- [Given exercise]
Each record that follows should be repeated exactly, minus any images.

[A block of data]
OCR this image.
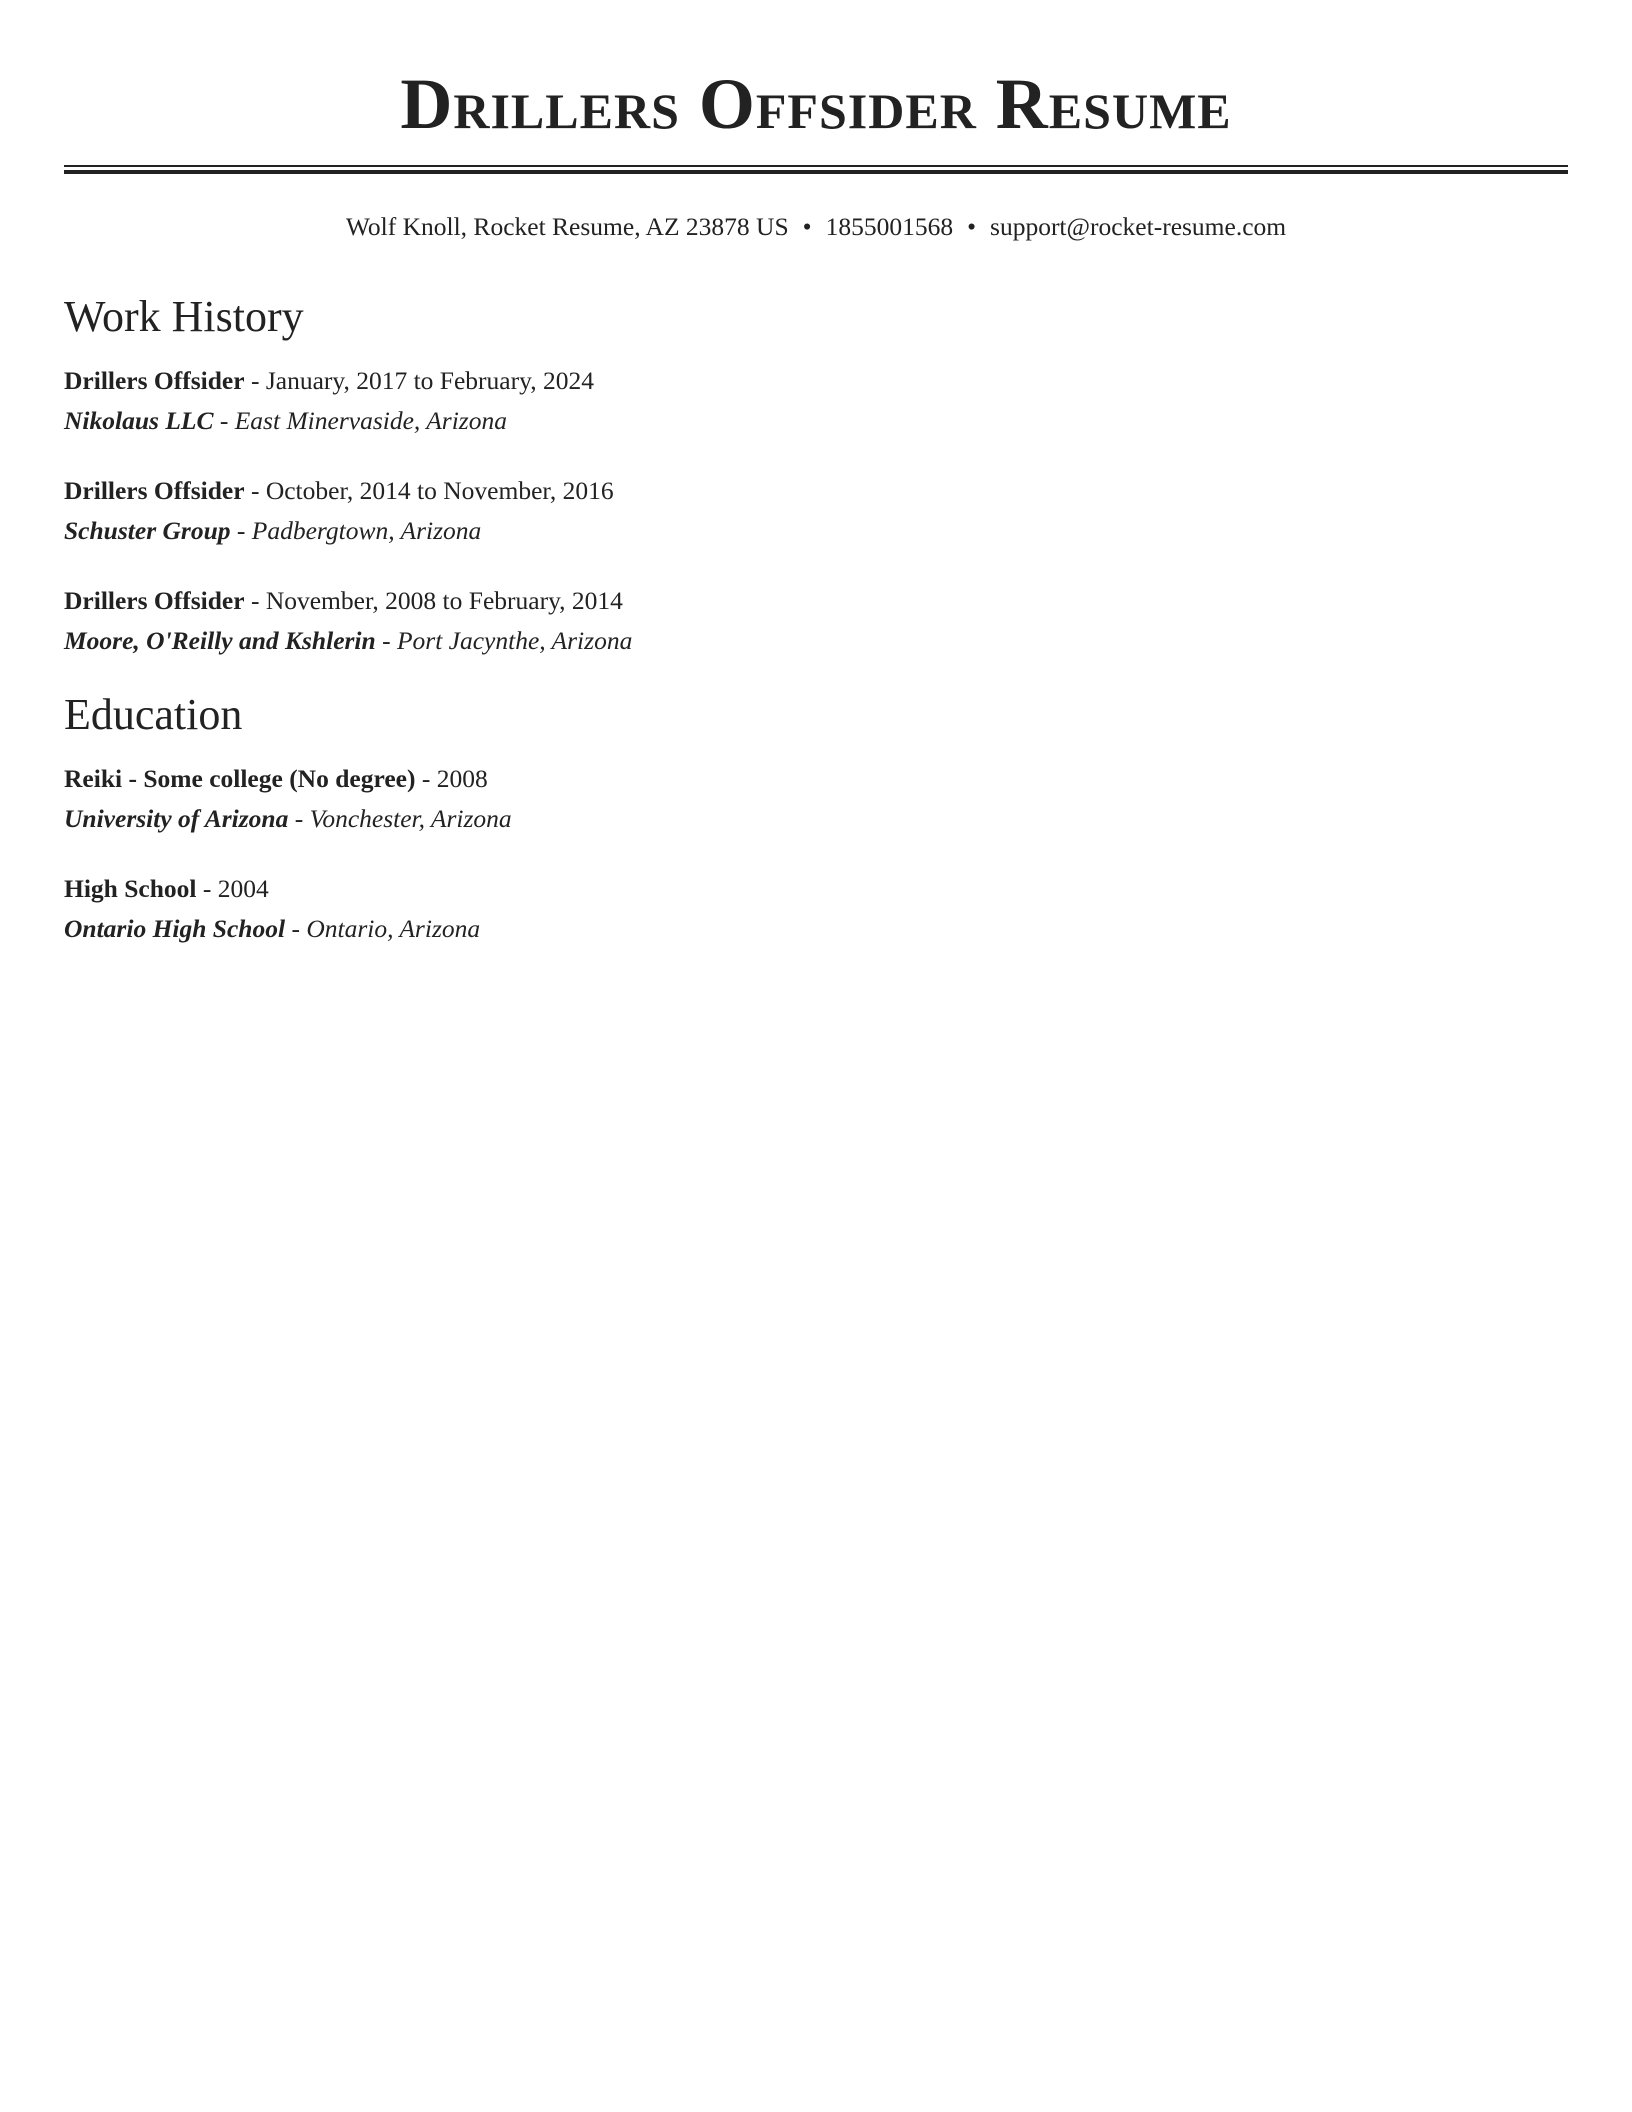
Drillers Offsider Resume
Wolf Knoll, Rocket Resume, AZ 23878 US • 1855001568 • support@rocket-resume.com
Work History
Drillers Offsider - January, 2017 to February, 2024
Nikolaus LLC - East Minervaside, Arizona
Drillers Offsider - October, 2014 to November, 2016
Schuster Group - Padbergtown, Arizona
Drillers Offsider - November, 2008 to February, 2014
Moore, O'Reilly and Kshlerin - Port Jacynthe, Arizona
Education
Reiki - Some college (No degree) - 2008
University of Arizona - Vonchester, Arizona
High School - 2004
Ontario High School - Ontario, Arizona
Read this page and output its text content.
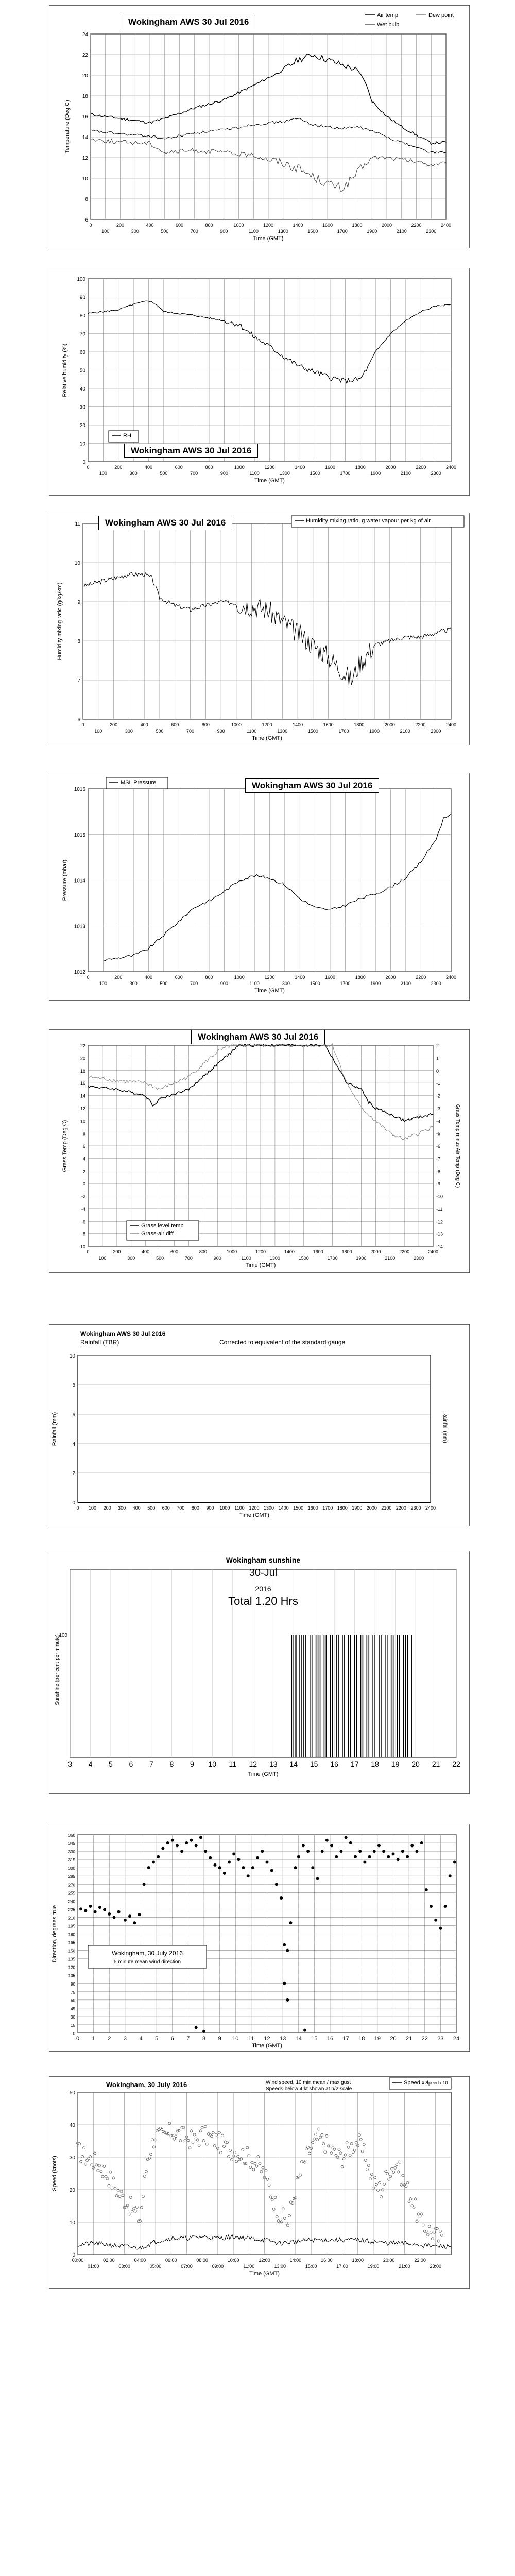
0
100
200
300
400
500
600
700
800
900
1000
1100
1200
1300
1400
1500
1600
1700
1800
1900
2000
2100
2200
2300
2400
6
8
10
12
14
16
18
20
22
24
Time (GMT)
Temperature (Deg C)
Air temp	Dew point
Wet bulb
Wokingham AWS 30 Jul 2016
0
100
200
300
400
500
600
700
800
900
1000
1100
1200
1300
1400
1500
1600
1700
1800
1900
2000
2100
2200
2300
2400
0
10
20
30
40
50
60
70
80
90
100
Time (GMT)
Relative humidity (%)
RH
Wokingham AWS 30 Jul 2016
0
100
200
300
400
500
600
700
800
900
1000
1100
1200
1300
1400
1500
1600
1700
1800
1900
2000
2100
2200
2300
2400
6
7
8
9
10
11
Time (GMT)
Humidity mixing ratio (g/kg/km)
Humidity mixing ratio, g water vapour per kg of air
Wokingham AWS 30 Jul 2016
0
100
200
300
400
500
600
700
800
900
1000
1100
1200
1300
1400
1500
1600
1700
1800
1900
2000
2100
2200
2300
2400
1012
1013
1014
1015
1016
Time (GMT)
Pressure (mbar)
MSL Pressure	Wokingham AWS 30 Jul 2016
0
100
200
300
400
500
600
700
800
900
1000
1100
1200
1300
1400
1500
1600
1700
1800
1900
2000
2100
2200
2300
2400
-10
-8
-6
-4
-2
0
2
4
6
8
10
12
14
16
18
20
22
Time (GMT)
Grass Temp (Deg C)
-14
-13
-12
-11
-10
-9
-8
-7
-6
-5
-4
-3
-2
-1
0
1
2
Grass Temp minus Air Temp (Deg C)
Grass level temp
Grass-air diff
Wokingham AWS 30 Jul 2016
0 100 200 300 400 500 600 700 800 900 1000 1100 1200 1300 1400 1500 1600 1700 1800 1900 2000 2100 2200 2300 2400
0
2
4
6
8
10
Time (GMT)
Rainfall (mm)	Rainfall (mm)
Wokingham AWS 30 Jul 2016
Rainfall (TBR)	Corrected to equivalent of the standard gauge
3 4 5 6 7 8 9 10 11 12 13 14 15 16 17 18 19 20 21 22
100
Time (GMT)
Sunshine (per cent per minute)
Wokingham sunshine
30-Jul
2016
Total 1.20 Hrs
0 1 2 3 4 5 6 7 8 9 10 11 12 13 14 15 16 17 18 19 20 21 22 23 24
0
15
30
45
60
75
90
105
120
135
150
165
180
195
210
225
240
255
270
285
300
315
330
345
360
Time (GMT)
Direction, degrees true	Wokingham, 30 July 2016
5 minute mean wind direction
00:00
01:00
02:00
03:00
04:00
05:00
06:00
07:00
08:00
09:00
10:00
11:00
12:00
13:00
14:00
15:00
16:00
17:00
18:00
19:00
20:00
21:00
22:00
23:00
0
10
20
30
40
50
Time (GMT)
Speed (knots)
Wokingham, 30 July 2016	Wind speed, 10 min mean / max gust
Speeds below 4 kt shown at n/2 scale
Speed x 1
Speed / 10
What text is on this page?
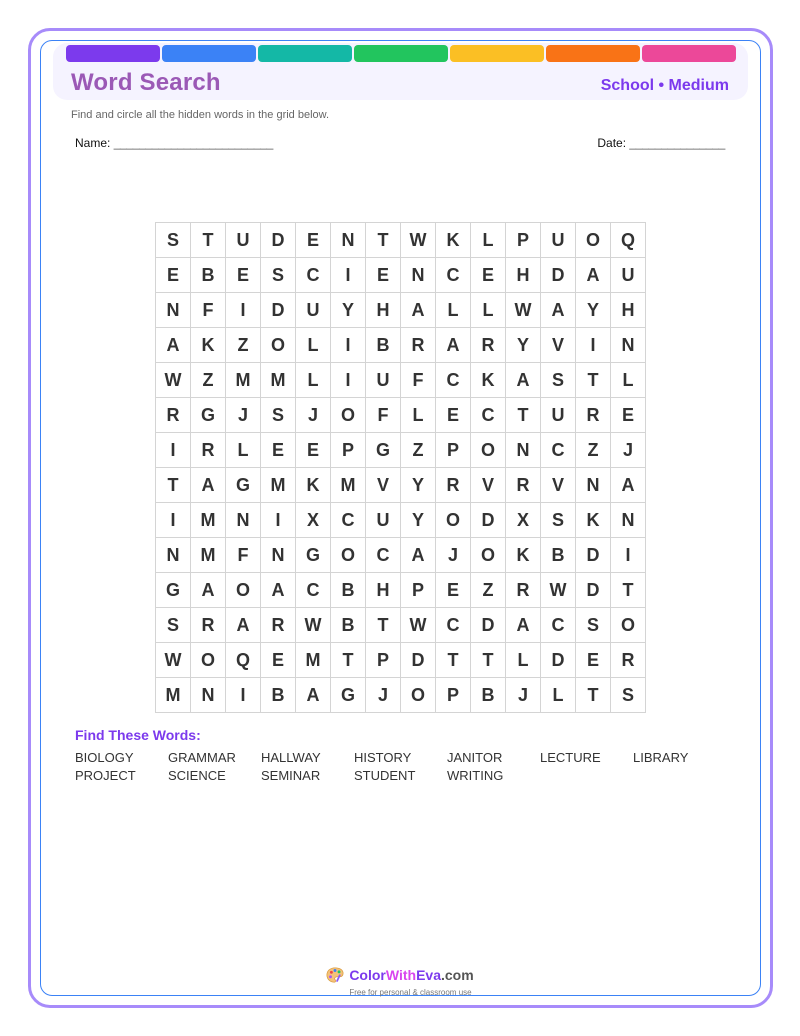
Word Search	School • Medium
Find and circle all the hidden words in the grid below.
Name: _________________________	Date: _______________
S	T	U	D	E	N	T	W	K	L	P	U	O	Q
E	B	E	S	C	I	E	N	C	E	H	D	A	U
N	F	I	D	U	Y	H	A	L	L	W	A	Y	H
A	K	Z	O	L	I	B	R	A	R	Y	V	I	N
W	Z	M	M	L	I	U	F	C	K	A	S	T	L
R	G	J	S	J	O	F	L	E	C	T	U	R	E
I	R	L	E	E	P	G	Z	P	O	N	C	Z	J
T	A	G	M	K	M	V	Y	R	V	R	V	N	A
I	M	N	I	X	C	U	Y	O	D	X	S	K	N
N	M	F	N	G	O	C	A	J	O	K	B	D	I
G	A	O	A	C	B	H	P	E	Z	R	W	D	T
S	R	A	R	W	B	T	W	C	D	A	C	S	O
W	O	Q	E	M	T	P	D	T	T	L	D	E	R
M	N	I	B	A	G	J	O	P	B	J	L	T	S
Find These Words:
BIOLOGY	GRAMMAR	HALLWAY	HISTORY	JANITOR	LECTURE	LIBRARY
PROJECT	SCIENCE	SEMINAR	STUDENT	WRITING
ColorWithEva.com
Free for personal & classroom use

- [Exercise output]
OCR this image.
Drillers Offsider Resume
Wolf Knoll, Rocket Resume, AZ 23878 US • 1855001568 • support@rocket-resume.com
Work History
Drillers Offsider - January, 2017 to February, 2024
Nikolaus LLC - East Minervaside, Arizona
Drillers Offsider - October, 2014 to November, 2016
Schuster Group - Padbergtown, Arizona
Drillers Offsider - November, 2008 to February, 2014
Moore, O'Reilly and Kshlerin - Port Jacynthe, Arizona
Education
Reiki - Some college (No degree) - 2008
University of Arizona - Vonchester, Arizona
High School - 2004
Ontario High School - Ontario, Arizona
Read this page and output its text content.
0
100
200
300
400
500
600
700
800
900
1000
1100
1200
1300
1400
1500
1600
1700
1800
1900
2000
2100
2200
2300
2400
6
8
10
12
14
16
18
20
22
24
Time (GMT)
Temperature (Deg C)
Air temp	Dew point
Wet bulb
Wokingham AWS 30 Jul 2016
0
100
200
300
400
500
600
700
800
900
1000
1100
1200
1300
1400
1500
1600
1700
1800
1900
2000
2100
2200
2300
2400
0
10
20
30
40
50
60
70
80
90
100
Time (GMT)
Relative humidity (%)
RH
Wokingham AWS 30 Jul 2016
0
100
200
300
400
500
600
700
800
900
1000
1100
1200
1300
1400
1500
1600
1700
1800
1900
2000
2100
2200
2300
2400
6
7
8
9
10
11
Time (GMT)
Humidity mixing ratio (g/kg/km)
Humidity mixing ratio, g water vapour per kg of air
Wokingham AWS 30 Jul 2016
0
100
200
300
400
500
600
700
800
900
1000
1100
1200
1300
1400
1500
1600
1700
1800
1900
2000
2100
2200
2300
2400
1012
1013
1014
1015
1016
Time (GMT)
Pressure (mbar)
MSL Pressure	Wokingham AWS 30 Jul 2016
0
100
200
300
400
500
600
700
800
900
1000
1100
1200
1300
1400
1500
1600
1700
1800
1900
2000
2100
2200
2300
2400
-10
-8
-6
-4
-2
0
2
4
6
8
10
12
14
16
18
20
22
Time (GMT)
Grass Temp (Deg C)
-14
-13
-12
-11
-10
-9
-8
-7
-6
-5
-4
-3
-2
-1
0
1
2
Grass Temp minus Air Temp (Deg C)
Grass level temp
Grass-air diff
Wokingham AWS 30 Jul 2016
0 100 200 300 400 500 600 700 800 900 1000 1100 1200 1300 1400 1500 1600 1700 1800 1900 2000 2100 2200 2300 2400
0
2
4
6
8
10
Time (GMT)
Rainfall (mm)	Rainfall (mm)
Wokingham AWS 30 Jul 2016
Rainfall (TBR)	Corrected to equivalent of the standard gauge
3 4 5 6 7 8 9 10 11 12 13 14 15 16 17 18 19 20 21 22
100
Time (GMT)
Sunshine (per cent per minute)
Wokingham sunshine
30-Jul
2016
Total 1.20 Hrs
0 1 2 3 4 5 6 7 8 9 10 11 12 13 14 15 16 17 18 19 20 21 22 23 24
0
15
30
45
60
75
90
105
120
135
150
165
180
195
210
225
240
255
270
285
300
315
330
345
360
Time (GMT)
Direction, degrees true	Wokingham, 30 July 2016
5 minute mean wind direction
00:00
01:00
02:00
03:00
04:00
05:00
06:00
07:00
08:00
09:00
10:00
11:00
12:00
13:00
14:00
15:00
16:00
17:00
18:00
19:00
20:00
21:00
22:00
23:00
0
10
20
30
40
50
Time (GMT)
Speed (knots)
Wokingham, 30 July 2016	Wind speed, 10 min mean / max gust
Speeds below 4 kt shown at n/2 scale
Speed x 1
Speed / 10
What text is on this page?
Word Search	School • Medium
Find and circle all the hidden words in the grid below.
Name: _________________________	Date: _______________
S	T	U	D	E	N	T	W	K	L	P	U	O	Q
E	B	E	S	C	I	E	N	C	E	H	D	A	U
N	F	I	D	U	Y	H	A	L	L	W	A	Y	H
A	K	Z	O	L	I	B	R	A	R	Y	V	I	N
W	Z	M	M	L	I	U	F	C	K	A	S	T	L
R	G	J	S	J	O	F	L	E	C	T	U	R	E
I	R	L	E	E	P	G	Z	P	O	N	C	Z	J
T	A	G	M	K	M	V	Y	R	V	R	V	N	A
I	M	N	I	X	C	U	Y	O	D	X	S	K	N
N	M	F	N	G	O	C	A	J	O	K	B	D	I
G	A	O	A	C	B	H	P	E	Z	R	W	D	T
S	R	A	R	W	B	T	W	C	D	A	C	S	O
W	O	Q	E	M	T	P	D	T	T	L	D	E	R
M	N	I	B	A	G	J	O	P	B	J	L	T	S
Find These Words:
BIOLOGY	GRAMMAR	HALLWAY	HISTORY	JANITOR	LECTURE	LIBRARY
PROJECT	SCIENCE	SEMINAR	STUDENT	WRITING
ColorWithEva.com
Free for personal & classroom use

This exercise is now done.